WORK TO BE COMPLETED →
Pull each line containing "autour" out of the data and copy it.

SUPPLIED RECORDS →
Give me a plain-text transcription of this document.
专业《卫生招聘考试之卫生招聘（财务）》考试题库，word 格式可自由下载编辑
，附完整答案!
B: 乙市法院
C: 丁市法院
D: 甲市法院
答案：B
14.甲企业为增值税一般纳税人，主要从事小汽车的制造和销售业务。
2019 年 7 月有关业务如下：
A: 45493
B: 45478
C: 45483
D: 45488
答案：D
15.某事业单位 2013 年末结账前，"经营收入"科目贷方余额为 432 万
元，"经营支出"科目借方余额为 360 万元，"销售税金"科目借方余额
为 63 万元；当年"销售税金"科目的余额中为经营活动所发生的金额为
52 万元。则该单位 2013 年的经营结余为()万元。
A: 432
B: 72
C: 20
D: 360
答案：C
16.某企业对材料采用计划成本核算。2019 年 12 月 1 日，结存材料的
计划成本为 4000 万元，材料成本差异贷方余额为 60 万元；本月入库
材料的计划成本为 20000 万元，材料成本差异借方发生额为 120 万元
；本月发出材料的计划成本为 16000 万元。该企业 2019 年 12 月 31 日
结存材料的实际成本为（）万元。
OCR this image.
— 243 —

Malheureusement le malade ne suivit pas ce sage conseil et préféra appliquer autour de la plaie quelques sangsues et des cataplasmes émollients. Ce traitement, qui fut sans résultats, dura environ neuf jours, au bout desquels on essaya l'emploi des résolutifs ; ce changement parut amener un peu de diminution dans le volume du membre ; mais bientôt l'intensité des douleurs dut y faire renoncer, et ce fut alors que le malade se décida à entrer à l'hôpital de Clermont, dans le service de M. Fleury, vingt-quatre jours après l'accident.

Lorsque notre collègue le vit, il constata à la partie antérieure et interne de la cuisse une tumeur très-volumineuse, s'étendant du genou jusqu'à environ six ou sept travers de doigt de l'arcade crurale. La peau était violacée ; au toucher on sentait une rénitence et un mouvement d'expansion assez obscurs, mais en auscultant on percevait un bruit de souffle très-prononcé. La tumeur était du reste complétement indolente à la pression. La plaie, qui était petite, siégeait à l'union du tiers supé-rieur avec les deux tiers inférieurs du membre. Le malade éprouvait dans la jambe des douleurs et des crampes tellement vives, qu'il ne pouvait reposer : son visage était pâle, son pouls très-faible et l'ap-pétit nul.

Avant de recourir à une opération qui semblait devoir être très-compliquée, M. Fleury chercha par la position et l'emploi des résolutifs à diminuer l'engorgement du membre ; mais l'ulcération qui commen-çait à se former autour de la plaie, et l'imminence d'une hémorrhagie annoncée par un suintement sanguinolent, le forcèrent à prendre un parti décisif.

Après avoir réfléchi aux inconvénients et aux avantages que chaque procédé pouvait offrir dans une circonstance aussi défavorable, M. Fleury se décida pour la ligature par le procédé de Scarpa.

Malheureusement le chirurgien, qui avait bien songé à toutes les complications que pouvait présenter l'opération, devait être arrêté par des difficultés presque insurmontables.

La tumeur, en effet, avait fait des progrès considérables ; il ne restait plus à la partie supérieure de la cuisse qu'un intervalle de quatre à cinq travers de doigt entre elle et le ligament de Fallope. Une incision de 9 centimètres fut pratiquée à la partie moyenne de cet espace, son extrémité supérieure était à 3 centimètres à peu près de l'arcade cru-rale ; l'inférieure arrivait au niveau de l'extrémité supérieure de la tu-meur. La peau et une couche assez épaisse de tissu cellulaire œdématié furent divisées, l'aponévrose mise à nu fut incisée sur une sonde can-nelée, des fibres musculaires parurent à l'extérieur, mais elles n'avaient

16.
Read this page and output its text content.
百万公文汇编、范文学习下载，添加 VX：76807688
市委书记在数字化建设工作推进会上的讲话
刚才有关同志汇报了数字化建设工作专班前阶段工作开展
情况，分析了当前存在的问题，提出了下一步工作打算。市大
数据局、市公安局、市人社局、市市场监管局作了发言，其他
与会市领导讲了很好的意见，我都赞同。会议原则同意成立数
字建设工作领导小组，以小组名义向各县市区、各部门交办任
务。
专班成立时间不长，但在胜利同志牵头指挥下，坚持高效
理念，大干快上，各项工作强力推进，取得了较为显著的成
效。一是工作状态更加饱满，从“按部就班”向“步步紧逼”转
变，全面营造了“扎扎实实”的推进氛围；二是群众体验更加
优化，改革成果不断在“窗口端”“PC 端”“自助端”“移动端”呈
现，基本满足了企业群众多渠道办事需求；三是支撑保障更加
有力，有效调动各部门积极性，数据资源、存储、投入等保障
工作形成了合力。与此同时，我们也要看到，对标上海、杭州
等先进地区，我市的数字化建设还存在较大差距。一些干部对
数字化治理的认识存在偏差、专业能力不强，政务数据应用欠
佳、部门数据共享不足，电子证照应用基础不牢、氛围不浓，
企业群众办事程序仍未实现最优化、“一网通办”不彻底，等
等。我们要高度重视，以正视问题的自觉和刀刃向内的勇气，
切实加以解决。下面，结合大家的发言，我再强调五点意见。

SOLVED EXERCISE →
Malheureusement le malade ne suivit pas ce sage conseil et préféra appliquer autour de la plaie quelques sangsues et des cataplasmes émollients. Ce traitement, qui fut sans résultats, dura environ neuf jours, au bout desquels on essaya l'emploi des résolutifs ; ce changement parut amener un peu de diminution dans le volume du membre ; mais bientôt l'intensité des douleurs dut y faire renoncer, et ce fut alors que le malade se décida à entrer à l'hôpital de Clermont, dans le service de M. Fleury, vingt-quatre jours après l'accident.
Avant de recourir à une opération qui semblait devoir être très-compliquée, M. Fleury chercha par la position et l'emploi des résolutifs à diminuer l'engorgement du membre ; mais l'ulcération qui commen-çait à se former autour de la plaie, et l'imminence d'une hémorrhagie annoncée par un suintement sanguinolent, le forcèrent à prendre un parti décisif.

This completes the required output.